__What the task asks__.
Every record should be written out exactly, with the pictures left out.
** BEGIN Records provided **
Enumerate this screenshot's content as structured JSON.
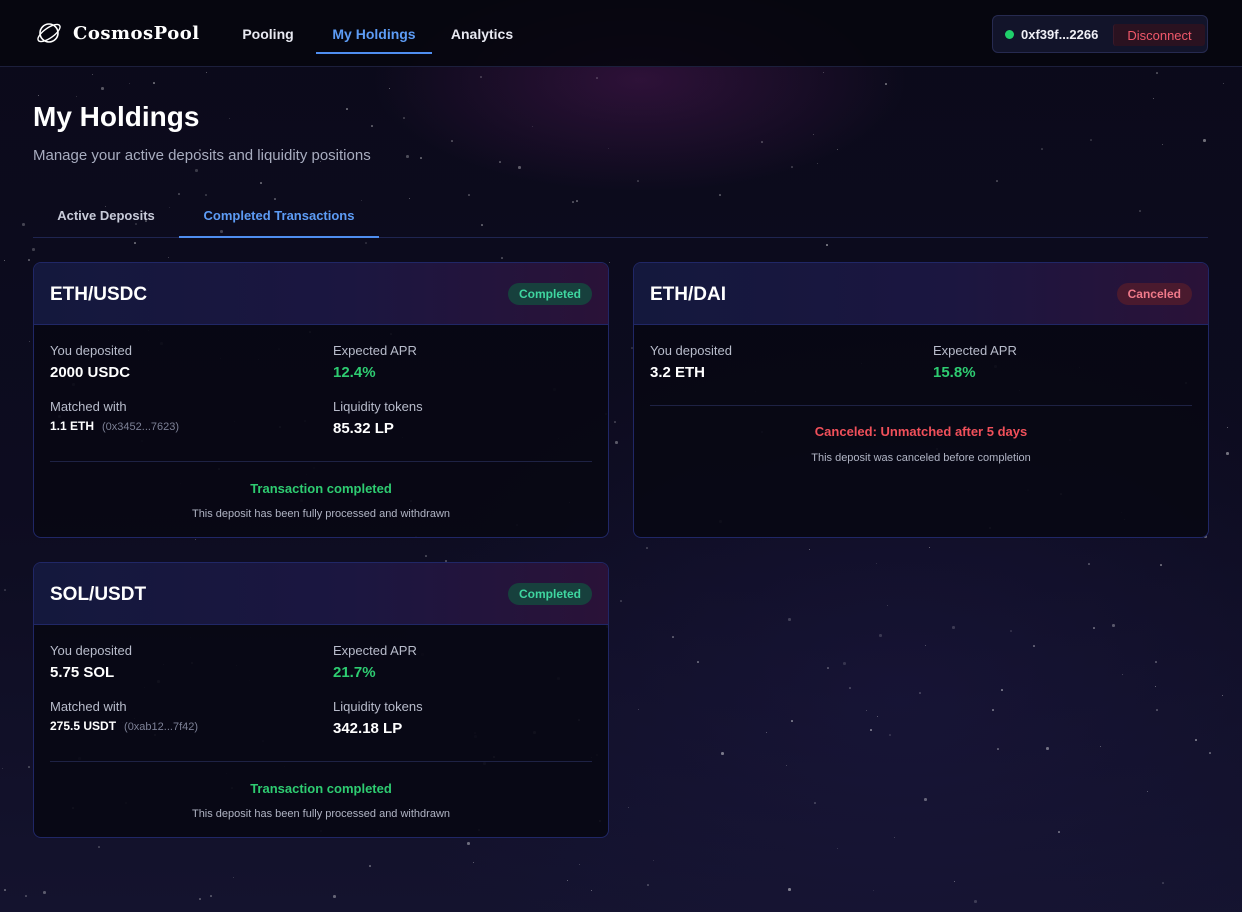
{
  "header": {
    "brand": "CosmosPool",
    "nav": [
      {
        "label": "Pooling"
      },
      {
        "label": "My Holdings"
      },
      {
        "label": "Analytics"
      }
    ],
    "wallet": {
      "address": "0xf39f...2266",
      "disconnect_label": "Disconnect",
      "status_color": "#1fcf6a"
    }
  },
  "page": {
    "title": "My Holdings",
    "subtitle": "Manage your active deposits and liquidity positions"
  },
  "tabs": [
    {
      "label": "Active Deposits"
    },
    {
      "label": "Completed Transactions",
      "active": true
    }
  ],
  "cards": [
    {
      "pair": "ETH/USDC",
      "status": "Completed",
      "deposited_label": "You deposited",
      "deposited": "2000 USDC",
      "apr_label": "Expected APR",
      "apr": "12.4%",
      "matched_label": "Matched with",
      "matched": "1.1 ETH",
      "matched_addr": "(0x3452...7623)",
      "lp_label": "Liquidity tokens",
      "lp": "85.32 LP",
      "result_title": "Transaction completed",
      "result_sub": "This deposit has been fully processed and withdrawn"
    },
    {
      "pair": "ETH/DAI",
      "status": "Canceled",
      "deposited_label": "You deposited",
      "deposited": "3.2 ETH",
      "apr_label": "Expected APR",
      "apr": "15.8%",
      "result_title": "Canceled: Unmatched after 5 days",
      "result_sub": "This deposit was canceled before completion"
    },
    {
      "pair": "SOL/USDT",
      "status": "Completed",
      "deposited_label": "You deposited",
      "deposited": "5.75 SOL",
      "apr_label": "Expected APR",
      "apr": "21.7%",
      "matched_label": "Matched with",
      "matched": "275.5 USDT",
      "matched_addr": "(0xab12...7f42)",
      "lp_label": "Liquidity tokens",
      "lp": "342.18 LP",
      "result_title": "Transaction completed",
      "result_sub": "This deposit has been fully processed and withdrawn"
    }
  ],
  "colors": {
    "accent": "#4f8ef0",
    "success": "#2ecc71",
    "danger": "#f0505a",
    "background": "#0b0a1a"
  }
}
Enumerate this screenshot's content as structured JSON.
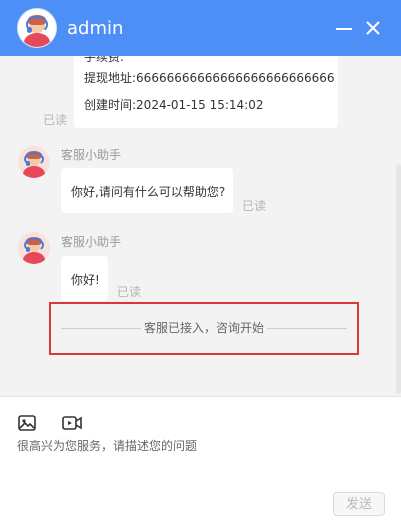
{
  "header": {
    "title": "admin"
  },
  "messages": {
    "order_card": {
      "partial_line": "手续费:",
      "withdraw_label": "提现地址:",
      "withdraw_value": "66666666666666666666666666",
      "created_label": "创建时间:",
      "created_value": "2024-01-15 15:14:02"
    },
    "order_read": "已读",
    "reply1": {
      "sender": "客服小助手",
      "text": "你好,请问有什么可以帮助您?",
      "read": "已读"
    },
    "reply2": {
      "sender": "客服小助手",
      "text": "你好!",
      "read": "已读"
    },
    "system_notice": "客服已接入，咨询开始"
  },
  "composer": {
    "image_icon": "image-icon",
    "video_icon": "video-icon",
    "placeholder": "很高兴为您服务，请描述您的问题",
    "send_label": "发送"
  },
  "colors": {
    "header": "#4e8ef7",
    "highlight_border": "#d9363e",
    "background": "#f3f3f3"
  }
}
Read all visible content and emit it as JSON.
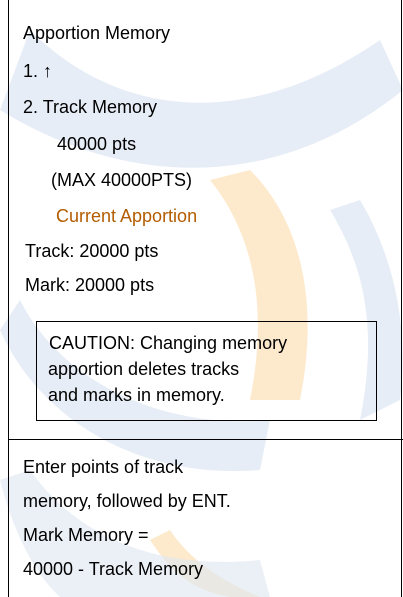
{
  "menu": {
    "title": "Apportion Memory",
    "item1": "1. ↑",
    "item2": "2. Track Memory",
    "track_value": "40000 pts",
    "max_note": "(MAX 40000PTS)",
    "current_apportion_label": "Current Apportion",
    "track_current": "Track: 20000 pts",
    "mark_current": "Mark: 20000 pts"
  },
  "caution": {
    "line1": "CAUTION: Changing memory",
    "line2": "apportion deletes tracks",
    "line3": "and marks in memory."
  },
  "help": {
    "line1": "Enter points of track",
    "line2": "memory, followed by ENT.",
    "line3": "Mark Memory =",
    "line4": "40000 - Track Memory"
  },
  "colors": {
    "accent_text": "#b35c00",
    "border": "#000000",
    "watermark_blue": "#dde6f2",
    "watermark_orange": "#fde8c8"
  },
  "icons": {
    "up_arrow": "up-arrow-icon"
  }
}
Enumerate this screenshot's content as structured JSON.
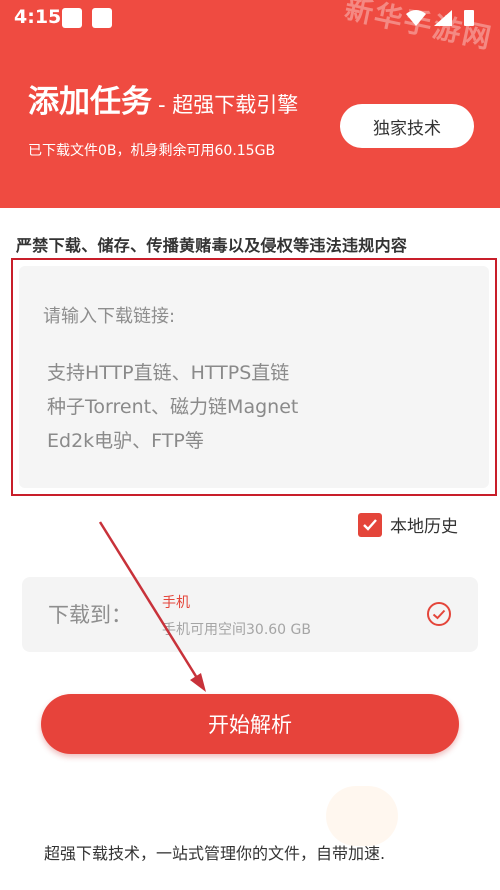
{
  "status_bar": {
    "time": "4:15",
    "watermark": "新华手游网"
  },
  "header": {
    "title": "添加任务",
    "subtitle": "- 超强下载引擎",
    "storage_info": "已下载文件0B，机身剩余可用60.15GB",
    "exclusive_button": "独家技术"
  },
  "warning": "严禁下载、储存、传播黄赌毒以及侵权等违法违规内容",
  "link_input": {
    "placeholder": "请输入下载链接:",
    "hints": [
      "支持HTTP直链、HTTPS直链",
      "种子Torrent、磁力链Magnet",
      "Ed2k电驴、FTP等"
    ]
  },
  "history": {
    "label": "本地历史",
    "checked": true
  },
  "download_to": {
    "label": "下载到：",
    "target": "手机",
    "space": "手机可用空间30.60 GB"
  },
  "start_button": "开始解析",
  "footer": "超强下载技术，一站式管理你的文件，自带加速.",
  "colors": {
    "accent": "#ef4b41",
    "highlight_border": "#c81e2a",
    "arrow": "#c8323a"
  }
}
** END Records provided **
__Answer for the task__.
Enumerate this screenshot's content as structured JSON.
{
  "header": {
    "brand": "CosmosPool",
    "nav": [
      {
        "label": "Pooling"
      },
      {
        "label": "My Holdings"
      },
      {
        "label": "Analytics"
      }
    ],
    "wallet": {
      "address": "0xf39f...2266",
      "disconnect_label": "Disconnect",
      "status_color": "#1fcf6a"
    }
  },
  "page": {
    "title": "My Holdings",
    "subtitle": "Manage your active deposits and liquidity positions"
  },
  "tabs": [
    {
      "label": "Active Deposits"
    },
    {
      "label": "Completed Transactions",
      "active": true
    }
  ],
  "cards": [
    {
      "pair": "ETH/USDC",
      "status": "Completed",
      "deposited_label": "You deposited",
      "deposited": "2000 USDC",
      "apr_label": "Expected APR",
      "apr": "12.4%",
      "matched_label": "Matched with",
      "matched": "1.1 ETH",
      "matched_addr": "(0x3452...7623)",
      "lp_label": "Liquidity tokens",
      "lp": "85.32 LP",
      "result_title": "Transaction completed",
      "result_sub": "This deposit has been fully processed and withdrawn"
    },
    {
      "pair": "ETH/DAI",
      "status": "Canceled",
      "deposited_label": "You deposited",
      "deposited": "3.2 ETH",
      "apr_label": "Expected APR",
      "apr": "15.8%",
      "result_title": "Canceled: Unmatched after 5 days",
      "result_sub": "This deposit was canceled before completion"
    },
    {
      "pair": "SOL/USDT",
      "status": "Completed",
      "deposited_label": "You deposited",
      "deposited": "5.75 SOL",
      "apr_label": "Expected APR",
      "apr": "21.7%",
      "matched_label": "Matched with",
      "matched": "275.5 USDT",
      "matched_addr": "(0xab12...7f42)",
      "lp_label": "Liquidity tokens",
      "lp": "342.18 LP",
      "result_title": "Transaction completed",
      "result_sub": "This deposit has been fully processed and withdrawn"
    }
  ],
  "colors": {
    "accent": "#4f8ef0",
    "success": "#2ecc71",
    "danger": "#f0505a",
    "background": "#0b0a1a"
  }
}
Enumerate this screenshot's content as structured JSON.
{
  "header": {
    "title": "admin"
  },
  "messages": {
    "order_card": {
      "partial_line": "手续费:",
      "withdraw_label": "提现地址:",
      "withdraw_value": "66666666666666666666666666",
      "created_label": "创建时间:",
      "created_value": "2024-01-15 15:14:02"
    },
    "order_read": "已读",
    "reply1": {
      "sender": "客服小助手",
      "text": "你好,请问有什么可以帮助您?",
      "read": "已读"
    },
    "reply2": {
      "sender": "客服小助手",
      "text": "你好!",
      "read": "已读"
    },
    "system_notice": "客服已接入，咨询开始"
  },
  "composer": {
    "image_icon": "image-icon",
    "video_icon": "video-icon",
    "placeholder": "很高兴为您服务，请描述您的问题",
    "send_label": "发送"
  },
  "colors": {
    "header": "#4e8ef7",
    "highlight_border": "#d9363e",
    "background": "#f3f3f3"
  }
}
Read all visible content and emit it as JSON.
{
  "menu": {
    "title": "Apportion Memory",
    "item1": "1. ↑",
    "item2": "2. Track Memory",
    "track_value": "40000 pts",
    "max_note": "(MAX 40000PTS)",
    "current_apportion_label": "Current Apportion",
    "track_current": "Track: 20000 pts",
    "mark_current": "Mark: 20000 pts"
  },
  "caution": {
    "line1": "CAUTION: Changing memory",
    "line2": "apportion deletes tracks",
    "line3": "and marks in memory."
  },
  "help": {
    "line1": "Enter points of track",
    "line2": "memory, followed by ENT.",
    "line3": "Mark Memory =",
    "line4": "40000 - Track Memory"
  },
  "colors": {
    "accent_text": "#b35c00",
    "border": "#000000",
    "watermark_blue": "#dde6f2",
    "watermark_orange": "#fde8c8"
  },
  "icons": {
    "up_arrow": "up-arrow-icon"
  }
}
Enumerate this screenshot's content as structured JSON.
{
  "status_bar": {
    "time": "4:15",
    "watermark": "新华手游网"
  },
  "header": {
    "title": "添加任务",
    "subtitle": "- 超强下载引擎",
    "storage_info": "已下载文件0B，机身剩余可用60.15GB",
    "exclusive_button": "独家技术"
  },
  "warning": "严禁下载、储存、传播黄赌毒以及侵权等违法违规内容",
  "link_input": {
    "placeholder": "请输入下载链接:",
    "hints": [
      "支持HTTP直链、HTTPS直链",
      "种子Torrent、磁力链Magnet",
      "Ed2k电驴、FTP等"
    ]
  },
  "history": {
    "label": "本地历史",
    "checked": true
  },
  "download_to": {
    "label": "下载到：",
    "target": "手机",
    "space": "手机可用空间30.60 GB"
  },
  "start_button": "开始解析",
  "footer": "超强下载技术，一站式管理你的文件，自带加速.",
  "colors": {
    "accent": "#ef4b41",
    "highlight_border": "#c81e2a",
    "arrow": "#c8323a"
  }
}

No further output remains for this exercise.